■ **WHAT IS BEING ASKED**
From the entries below, copy every line where the string "थनबर" appears.

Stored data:

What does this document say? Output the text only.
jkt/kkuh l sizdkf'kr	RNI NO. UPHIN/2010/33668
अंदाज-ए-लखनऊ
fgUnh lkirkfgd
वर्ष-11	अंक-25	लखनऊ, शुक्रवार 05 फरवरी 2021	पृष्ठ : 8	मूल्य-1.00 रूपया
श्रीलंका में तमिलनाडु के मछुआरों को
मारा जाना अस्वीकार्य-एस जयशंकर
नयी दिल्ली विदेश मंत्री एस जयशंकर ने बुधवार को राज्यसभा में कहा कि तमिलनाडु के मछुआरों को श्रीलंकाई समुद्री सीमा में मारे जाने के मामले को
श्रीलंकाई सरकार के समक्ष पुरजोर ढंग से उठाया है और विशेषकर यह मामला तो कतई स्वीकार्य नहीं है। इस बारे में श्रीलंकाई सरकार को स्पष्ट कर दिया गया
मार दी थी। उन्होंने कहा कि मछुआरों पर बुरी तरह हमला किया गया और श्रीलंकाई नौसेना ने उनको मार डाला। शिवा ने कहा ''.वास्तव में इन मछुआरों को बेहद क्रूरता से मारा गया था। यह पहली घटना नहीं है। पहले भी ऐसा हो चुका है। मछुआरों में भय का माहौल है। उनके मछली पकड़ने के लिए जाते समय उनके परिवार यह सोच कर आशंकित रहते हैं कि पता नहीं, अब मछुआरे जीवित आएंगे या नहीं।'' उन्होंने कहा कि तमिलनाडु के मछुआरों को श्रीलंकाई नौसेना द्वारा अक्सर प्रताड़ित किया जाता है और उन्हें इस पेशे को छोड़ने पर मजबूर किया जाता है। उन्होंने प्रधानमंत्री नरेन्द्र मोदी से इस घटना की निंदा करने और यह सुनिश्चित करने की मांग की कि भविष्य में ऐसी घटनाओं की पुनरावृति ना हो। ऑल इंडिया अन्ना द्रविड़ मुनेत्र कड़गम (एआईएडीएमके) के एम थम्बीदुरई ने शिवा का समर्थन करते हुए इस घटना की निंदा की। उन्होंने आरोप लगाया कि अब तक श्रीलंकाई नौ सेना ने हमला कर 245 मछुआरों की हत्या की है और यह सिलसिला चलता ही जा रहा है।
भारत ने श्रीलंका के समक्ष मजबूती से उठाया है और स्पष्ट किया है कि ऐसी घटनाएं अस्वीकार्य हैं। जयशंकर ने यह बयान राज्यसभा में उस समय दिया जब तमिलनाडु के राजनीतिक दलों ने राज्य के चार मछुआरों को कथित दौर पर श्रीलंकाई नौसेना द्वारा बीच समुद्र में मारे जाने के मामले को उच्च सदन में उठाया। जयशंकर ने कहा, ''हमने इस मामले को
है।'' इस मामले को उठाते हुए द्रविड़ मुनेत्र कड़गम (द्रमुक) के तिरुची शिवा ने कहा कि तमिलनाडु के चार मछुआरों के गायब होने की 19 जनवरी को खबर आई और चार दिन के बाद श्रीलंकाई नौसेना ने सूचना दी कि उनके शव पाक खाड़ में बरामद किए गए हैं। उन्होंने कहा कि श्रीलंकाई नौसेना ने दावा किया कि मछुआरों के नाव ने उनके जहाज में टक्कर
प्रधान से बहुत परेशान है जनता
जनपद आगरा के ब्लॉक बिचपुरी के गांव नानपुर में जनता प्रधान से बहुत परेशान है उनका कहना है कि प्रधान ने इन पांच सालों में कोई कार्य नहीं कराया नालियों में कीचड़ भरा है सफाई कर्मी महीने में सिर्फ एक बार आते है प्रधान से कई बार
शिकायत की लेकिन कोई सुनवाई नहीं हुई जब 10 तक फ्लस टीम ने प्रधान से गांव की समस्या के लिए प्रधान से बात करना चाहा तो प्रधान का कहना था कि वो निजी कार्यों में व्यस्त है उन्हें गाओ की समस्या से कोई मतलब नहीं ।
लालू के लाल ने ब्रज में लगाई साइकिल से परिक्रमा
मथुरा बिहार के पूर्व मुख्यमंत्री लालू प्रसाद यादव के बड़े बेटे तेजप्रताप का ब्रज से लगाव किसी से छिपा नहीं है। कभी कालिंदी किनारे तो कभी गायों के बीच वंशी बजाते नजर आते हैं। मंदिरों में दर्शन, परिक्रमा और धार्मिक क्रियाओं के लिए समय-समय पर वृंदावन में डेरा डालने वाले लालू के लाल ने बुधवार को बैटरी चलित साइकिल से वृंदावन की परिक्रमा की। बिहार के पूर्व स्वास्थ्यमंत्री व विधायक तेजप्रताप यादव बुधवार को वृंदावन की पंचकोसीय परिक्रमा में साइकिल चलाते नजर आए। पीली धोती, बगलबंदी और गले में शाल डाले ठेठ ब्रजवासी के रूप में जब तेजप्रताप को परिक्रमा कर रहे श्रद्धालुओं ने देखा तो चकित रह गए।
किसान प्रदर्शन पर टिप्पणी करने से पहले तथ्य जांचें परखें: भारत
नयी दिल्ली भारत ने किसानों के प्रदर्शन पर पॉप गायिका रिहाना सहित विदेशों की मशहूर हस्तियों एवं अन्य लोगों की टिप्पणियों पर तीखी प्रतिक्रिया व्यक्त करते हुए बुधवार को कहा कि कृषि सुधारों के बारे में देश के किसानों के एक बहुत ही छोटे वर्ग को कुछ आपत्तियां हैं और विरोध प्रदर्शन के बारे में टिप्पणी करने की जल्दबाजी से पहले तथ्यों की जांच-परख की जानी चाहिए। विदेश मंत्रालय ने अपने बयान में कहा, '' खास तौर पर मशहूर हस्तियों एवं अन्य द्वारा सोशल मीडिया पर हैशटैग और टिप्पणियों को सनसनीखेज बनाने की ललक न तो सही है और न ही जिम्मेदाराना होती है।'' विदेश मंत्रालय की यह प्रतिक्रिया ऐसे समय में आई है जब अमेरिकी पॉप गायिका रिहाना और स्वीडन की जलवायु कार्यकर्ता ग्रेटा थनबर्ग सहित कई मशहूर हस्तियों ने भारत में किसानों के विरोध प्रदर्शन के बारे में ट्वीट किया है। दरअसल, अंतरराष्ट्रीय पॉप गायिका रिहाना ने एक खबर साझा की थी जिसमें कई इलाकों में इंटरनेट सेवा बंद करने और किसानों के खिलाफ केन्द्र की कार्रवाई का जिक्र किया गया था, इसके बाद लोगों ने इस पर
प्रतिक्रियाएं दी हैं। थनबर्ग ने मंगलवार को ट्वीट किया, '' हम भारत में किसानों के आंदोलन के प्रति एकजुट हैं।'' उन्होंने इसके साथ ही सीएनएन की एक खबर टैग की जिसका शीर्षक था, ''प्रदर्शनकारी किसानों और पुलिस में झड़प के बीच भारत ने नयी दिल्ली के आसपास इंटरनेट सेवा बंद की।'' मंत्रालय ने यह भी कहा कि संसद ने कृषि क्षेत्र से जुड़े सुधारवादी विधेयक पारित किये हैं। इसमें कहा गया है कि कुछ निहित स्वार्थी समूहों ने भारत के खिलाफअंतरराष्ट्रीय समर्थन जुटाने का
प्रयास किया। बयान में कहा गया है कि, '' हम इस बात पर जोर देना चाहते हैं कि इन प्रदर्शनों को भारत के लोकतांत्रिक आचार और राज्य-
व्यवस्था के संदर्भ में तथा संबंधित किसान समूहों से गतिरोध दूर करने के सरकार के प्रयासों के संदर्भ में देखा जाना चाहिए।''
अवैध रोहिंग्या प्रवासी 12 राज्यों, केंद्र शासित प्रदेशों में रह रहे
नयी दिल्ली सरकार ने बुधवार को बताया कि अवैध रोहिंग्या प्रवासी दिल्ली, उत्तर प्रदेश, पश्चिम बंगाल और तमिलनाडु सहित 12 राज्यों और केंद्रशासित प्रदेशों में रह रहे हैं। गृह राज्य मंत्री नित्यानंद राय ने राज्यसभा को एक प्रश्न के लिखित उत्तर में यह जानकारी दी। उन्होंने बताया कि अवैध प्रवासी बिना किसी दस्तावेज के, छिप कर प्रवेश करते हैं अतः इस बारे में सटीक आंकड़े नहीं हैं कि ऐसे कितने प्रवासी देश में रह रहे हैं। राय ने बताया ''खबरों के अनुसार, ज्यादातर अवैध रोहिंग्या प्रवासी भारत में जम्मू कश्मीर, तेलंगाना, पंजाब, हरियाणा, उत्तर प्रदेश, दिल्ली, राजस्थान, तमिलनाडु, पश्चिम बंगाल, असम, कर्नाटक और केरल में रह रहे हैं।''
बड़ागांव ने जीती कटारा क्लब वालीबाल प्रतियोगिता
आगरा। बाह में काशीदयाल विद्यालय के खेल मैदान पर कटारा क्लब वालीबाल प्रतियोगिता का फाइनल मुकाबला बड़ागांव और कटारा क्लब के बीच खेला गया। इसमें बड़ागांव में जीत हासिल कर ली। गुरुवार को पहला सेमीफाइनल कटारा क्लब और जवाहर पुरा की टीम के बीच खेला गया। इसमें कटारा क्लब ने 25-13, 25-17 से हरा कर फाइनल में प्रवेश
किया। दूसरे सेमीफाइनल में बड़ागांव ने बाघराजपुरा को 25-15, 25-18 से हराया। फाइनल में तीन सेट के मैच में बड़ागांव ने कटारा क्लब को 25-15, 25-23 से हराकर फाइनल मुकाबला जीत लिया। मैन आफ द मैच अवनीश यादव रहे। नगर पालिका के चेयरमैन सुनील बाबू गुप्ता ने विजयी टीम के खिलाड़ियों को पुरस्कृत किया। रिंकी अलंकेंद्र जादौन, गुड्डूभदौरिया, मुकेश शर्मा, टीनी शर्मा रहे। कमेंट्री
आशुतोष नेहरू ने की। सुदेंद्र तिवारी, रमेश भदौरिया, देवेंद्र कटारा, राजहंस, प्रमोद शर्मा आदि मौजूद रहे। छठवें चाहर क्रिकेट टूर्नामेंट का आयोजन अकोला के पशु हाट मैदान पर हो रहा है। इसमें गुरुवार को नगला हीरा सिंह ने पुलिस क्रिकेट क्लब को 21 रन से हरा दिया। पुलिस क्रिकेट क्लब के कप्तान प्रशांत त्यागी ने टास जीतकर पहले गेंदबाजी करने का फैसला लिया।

■ **ANSWER TO THE TASK**
नयी दिल्ली भारत ने किसानों के प्रदर्शन पर पॉप गायिका रिहाना सहित विदेशों की मशहूर हस्तियों एवं अन्य लोगों की टिप्पणियों पर तीखी प्रतिक्रिया व्यक्त करते हुए बुधवार को कहा कि कृषि सुधारों के बारे में देश के किसानों के एक बहुत ही छोटे वर्ग को कुछ आपत्तियां हैं और विरोध प्रदर्शन के बारे में टिप्पणी करने की जल्दबाजी से पहले तथ्यों की जांच-परख की जानी चाहिए। विदेश मंत्रालय ने अपने बयान में कहा, '' खास तौर पर मशहूर हस्तियों एवं अन्य द्वारा सोशल मीडिया पर हैशटैग और टिप्पणियों को सनसनीखेज बनाने की ललक न तो सही है और न ही जिम्मेदाराना होती है।'' विदेश मंत्रालय की यह प्रतिक्रिया ऐसे समय में आई है जब अमेरिकी पॉप गायिका रिहाना और स्वीडन की जलवायु कार्यकर्ता ग्रेटा थनबर्ग सहित कई मशहूर हस्तियों ने भारत में किसानों के विरोध प्रदर्शन के बारे में ट्वीट किया है। दरअसल, अंतरराष्ट्रीय पॉप गायिका रिहाना ने एक खबर साझा की थी जिसमें कई इलाकों में इंटरनेट सेवा बंद करने और किसानों के खिलाफ केन्द्र की कार्रवाई का जिक्र किया गया था, इसके बाद लोगों ने इस पर
प्रतिक्रियाएं दी हैं। थनबर्ग ने मंगलवार को ट्वीट किया, '' हम भारत में किसानों के आंदोलन के प्रति एकजुट हैं।'' उन्होंने इसके साथ ही सीएनएन की एक खबर टैग की जिसका शीर्षक था, ''प्रदर्शनकारी किसानों और पुलिस में झड़प के बीच भारत ने नयी दिल्ली के आसपास इंटरनेट सेवा बंद की।'' मंत्रालय ने यह भी कहा कि संसद ने कृषि क्षेत्र से जुड़े सुधारवादी विधेयक पारित किये हैं। इसमें कहा गया है कि कुछ निहित स्वार्थी समूहों ने भारत के खिलाफअंतरराष्ट्रीय समर्थन जुटाने का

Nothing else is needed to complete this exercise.